* begin INFORMATION SUPPLIED *
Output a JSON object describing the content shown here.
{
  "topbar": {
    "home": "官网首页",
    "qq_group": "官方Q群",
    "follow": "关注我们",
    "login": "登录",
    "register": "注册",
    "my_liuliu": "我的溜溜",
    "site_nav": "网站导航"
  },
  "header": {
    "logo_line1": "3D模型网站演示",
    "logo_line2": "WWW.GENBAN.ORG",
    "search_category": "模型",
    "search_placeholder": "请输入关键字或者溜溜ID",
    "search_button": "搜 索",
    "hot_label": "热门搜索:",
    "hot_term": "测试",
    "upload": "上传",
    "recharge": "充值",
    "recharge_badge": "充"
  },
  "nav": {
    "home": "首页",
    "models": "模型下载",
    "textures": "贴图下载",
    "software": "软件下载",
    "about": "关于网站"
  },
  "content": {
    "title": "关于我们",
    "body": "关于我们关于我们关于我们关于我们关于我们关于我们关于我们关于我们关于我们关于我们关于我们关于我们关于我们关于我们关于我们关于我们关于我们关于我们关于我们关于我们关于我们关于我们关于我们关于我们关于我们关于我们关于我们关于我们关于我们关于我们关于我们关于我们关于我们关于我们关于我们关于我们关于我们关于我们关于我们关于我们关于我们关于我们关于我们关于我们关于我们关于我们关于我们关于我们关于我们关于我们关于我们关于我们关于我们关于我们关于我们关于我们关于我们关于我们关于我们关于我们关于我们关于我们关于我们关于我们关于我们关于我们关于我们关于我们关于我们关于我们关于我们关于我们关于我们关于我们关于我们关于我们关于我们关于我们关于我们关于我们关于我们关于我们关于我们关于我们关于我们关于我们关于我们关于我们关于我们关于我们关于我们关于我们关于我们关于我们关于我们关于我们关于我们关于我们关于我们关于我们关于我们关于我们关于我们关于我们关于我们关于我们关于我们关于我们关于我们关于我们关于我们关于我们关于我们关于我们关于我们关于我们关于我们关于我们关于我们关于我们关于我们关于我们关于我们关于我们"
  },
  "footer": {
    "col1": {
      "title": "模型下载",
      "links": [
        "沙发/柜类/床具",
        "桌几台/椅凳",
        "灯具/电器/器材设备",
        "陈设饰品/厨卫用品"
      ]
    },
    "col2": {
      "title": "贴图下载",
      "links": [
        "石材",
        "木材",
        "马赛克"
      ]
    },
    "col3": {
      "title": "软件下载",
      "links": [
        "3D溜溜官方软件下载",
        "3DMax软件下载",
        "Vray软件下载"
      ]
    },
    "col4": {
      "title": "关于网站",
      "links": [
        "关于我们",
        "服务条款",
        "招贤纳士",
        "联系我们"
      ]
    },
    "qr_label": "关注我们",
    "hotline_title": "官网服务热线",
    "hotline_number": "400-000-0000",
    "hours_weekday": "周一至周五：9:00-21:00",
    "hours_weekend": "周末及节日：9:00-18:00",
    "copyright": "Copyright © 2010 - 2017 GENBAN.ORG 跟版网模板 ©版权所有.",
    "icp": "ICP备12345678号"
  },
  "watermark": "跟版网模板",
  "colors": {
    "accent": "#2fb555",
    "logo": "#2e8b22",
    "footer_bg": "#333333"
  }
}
* end INFORMATION SUPPLIED *
◆ WHAT TO PRODUCE
Here, the records must be output exactly and in full.

◆ OUTPUT
Output a JSON object describing the content shown here.
{
  "topbar": {
    "home": "官网首页",
    "qq_group": "官方Q群",
    "follow": "关注我们",
    "login": "登录",
    "register": "注册",
    "my_liuliu": "我的溜溜",
    "site_nav": "网站导航"
  },
  "header": {
    "logo_line1": "3D模型网站演示",
    "logo_line2": "WWW.GENBAN.ORG",
    "search_category": "模型",
    "search_placeholder": "请输入关键字或者溜溜ID",
    "search_button": "搜 索",
    "hot_label": "热门搜索:",
    "hot_term": "测试",
    "upload": "上传",
    "recharge": "充值",
    "recharge_badge": "充"
  },
  "nav": {
    "home": "首页",
    "models": "模型下载",
    "textures": "贴图下载",
    "software": "软件下载",
    "about": "关于网站"
  },
  "content": {
    "title": "关于我们",
    "body": "关于我们关于我们关于我们关于我们关于我们关于我们关于我们关于我们关于我们关于我们关于我们关于我们关于我们关于我们关于我们关于我们关于我们关于我们关于我们关于我们关于我们关于我们关于我们关于我们关于我们关于我们关于我们关于我们关于我们关于我们关于我们关于我们关于我们关于我们关于我们关于我们关于我们关于我们关于我们关于我们关于我们关于我们关于我们关于我们关于我们关于我们关于我们关于我们关于我们关于我们关于我们关于我们关于我们关于我们关于我们关于我们关于我们关于我们关于我们关于我们关于我们关于我们关于我们关于我们关于我们关于我们关于我们关于我们关于我们关于我们关于我们关于我们关于我们关于我们关于我们关于我们关于我们关于我们关于我们关于我们关于我们关于我们关于我们关于我们关于我们关于我们关于我们关于我们关于我们关于我们关于我们关于我们关于我们关于我们关于我们关于我们关于我们关于我们关于我们关于我们关于我们关于我们关于我们关于我们关于我们关于我们关于我们关于我们关于我们关于我们关于我们关于我们关于我们关于我们关于我们关于我们关于我们关于我们关于我们关于我们关于我们关于我们关于我们关于我们"
  },
  "footer": {
    "col1": {
      "title": "模型下载",
      "links": [
        "沙发/柜类/床具",
        "桌几台/椅凳",
        "灯具/电器/器材设备",
        "陈设饰品/厨卫用品"
      ]
    },
    "col2": {
      "title": "贴图下载",
      "links": [
        "石材",
        "木材",
        "马赛克"
      ]
    },
    "col3": {
      "title": "软件下载",
      "links": [
        "3D溜溜官方软件下载",
        "3DMax软件下载",
        "Vray软件下载"
      ]
    },
    "col4": {
      "title": "关于网站",
      "links": [
        "关于我们",
        "服务条款",
        "招贤纳士",
        "联系我们"
      ]
    },
    "qr_label": "关注我们",
    "hotline_title": "官网服务热线",
    "hotline_number": "400-000-0000",
    "hours_weekday": "周一至周五：9:00-21:00",
    "hours_weekend": "周末及节日：9:00-18:00",
    "copyright": "Copyright © 2010 - 2017 GENBAN.ORG 跟版网模板 ©版权所有.",
    "icp": "ICP备12345678号"
  },
  "watermark": "跟版网模板",
  "colors": {
    "accent": "#2fb555",
    "logo": "#2e8b22",
    "footer_bg": "#333333"
  }
}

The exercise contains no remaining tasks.